Written instruction » Repeat each line of the material exactly.

Extracted entries »
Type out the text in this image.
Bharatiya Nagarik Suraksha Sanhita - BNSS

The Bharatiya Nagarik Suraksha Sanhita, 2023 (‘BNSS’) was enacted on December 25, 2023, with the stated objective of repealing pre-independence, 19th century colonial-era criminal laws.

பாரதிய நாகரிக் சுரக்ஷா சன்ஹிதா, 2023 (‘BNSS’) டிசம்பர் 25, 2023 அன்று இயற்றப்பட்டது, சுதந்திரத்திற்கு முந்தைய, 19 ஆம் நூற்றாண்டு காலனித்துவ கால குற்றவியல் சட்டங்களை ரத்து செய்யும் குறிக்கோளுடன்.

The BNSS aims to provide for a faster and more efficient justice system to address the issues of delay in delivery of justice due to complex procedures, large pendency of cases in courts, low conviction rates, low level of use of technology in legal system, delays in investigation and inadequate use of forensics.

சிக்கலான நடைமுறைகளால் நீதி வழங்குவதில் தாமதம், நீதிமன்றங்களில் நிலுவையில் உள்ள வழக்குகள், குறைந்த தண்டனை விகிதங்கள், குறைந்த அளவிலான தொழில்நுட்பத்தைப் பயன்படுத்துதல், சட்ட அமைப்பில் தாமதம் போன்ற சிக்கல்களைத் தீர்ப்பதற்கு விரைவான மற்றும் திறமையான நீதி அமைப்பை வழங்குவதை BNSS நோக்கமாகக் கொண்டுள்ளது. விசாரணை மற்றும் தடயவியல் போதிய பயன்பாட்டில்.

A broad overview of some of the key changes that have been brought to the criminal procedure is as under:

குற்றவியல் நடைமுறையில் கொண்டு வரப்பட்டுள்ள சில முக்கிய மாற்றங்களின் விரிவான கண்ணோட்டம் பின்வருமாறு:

Response to the task »
Type out the text in this image.
Bharatiya Nagarik Suraksha Sanhita - BNSS

The Bharatiya Nagarik Suraksha Sanhita, 2023 (‘BNSS’) was enacted on December 25, 2023, with the stated objective of repealing pre-independence, 19th century colonial-era criminal laws.

பாரதிய நாகரிக் சுரக்ஷா சன்ஹிதா, 2023 (‘BNSS’) டிசம்பர் 25, 2023 அன்று இயற்றப்பட்டது, சுதந்திரத்திற்கு முந்தைய, 19 ஆம் நூற்றாண்டு காலனித்துவ கால குற்றவியல் சட்டங்களை ரத்து செய்யும் குறிக்கோளுடன்.

The BNSS aims to provide for a faster and more efficient justice system to address the issues of delay in delivery of justice due to complex procedures, large pendency of cases in courts, low conviction rates, low level of use of technology in legal system, delays in investigation and inadequate use of forensics.

சிக்கலான நடைமுறைகளால் நீதி வழங்குவதில் தாமதம், நீதிமன்றங்களில் நிலுவையில் உள்ள வழக்குகள், குறைந்த தண்டனை விகிதங்கள், குறைந்த அளவிலான தொழில்நுட்பத்தைப் பயன்படுத்துதல், சட்ட அமைப்பில் தாமதம் போன்ற சிக்கல்களைத் தீர்ப்பதற்கு விரைவான மற்றும் திறமையான நீதி அமைப்பை வழங்குவதை BNSS நோக்கமாகக் கொண்டுள்ளது. விசாரணை மற்றும் தடயவியல் போதிய பயன்பாட்டில்.

A broad overview of some of the key changes that have been brought to the criminal procedure is as under:

குற்றவியல் நடைமுறையில் கொண்டு வரப்பட்டுள்ள சில முக்கிய மாற்றங்களின் விரிவான கண்ணோட்டம் பின்வருமாறு:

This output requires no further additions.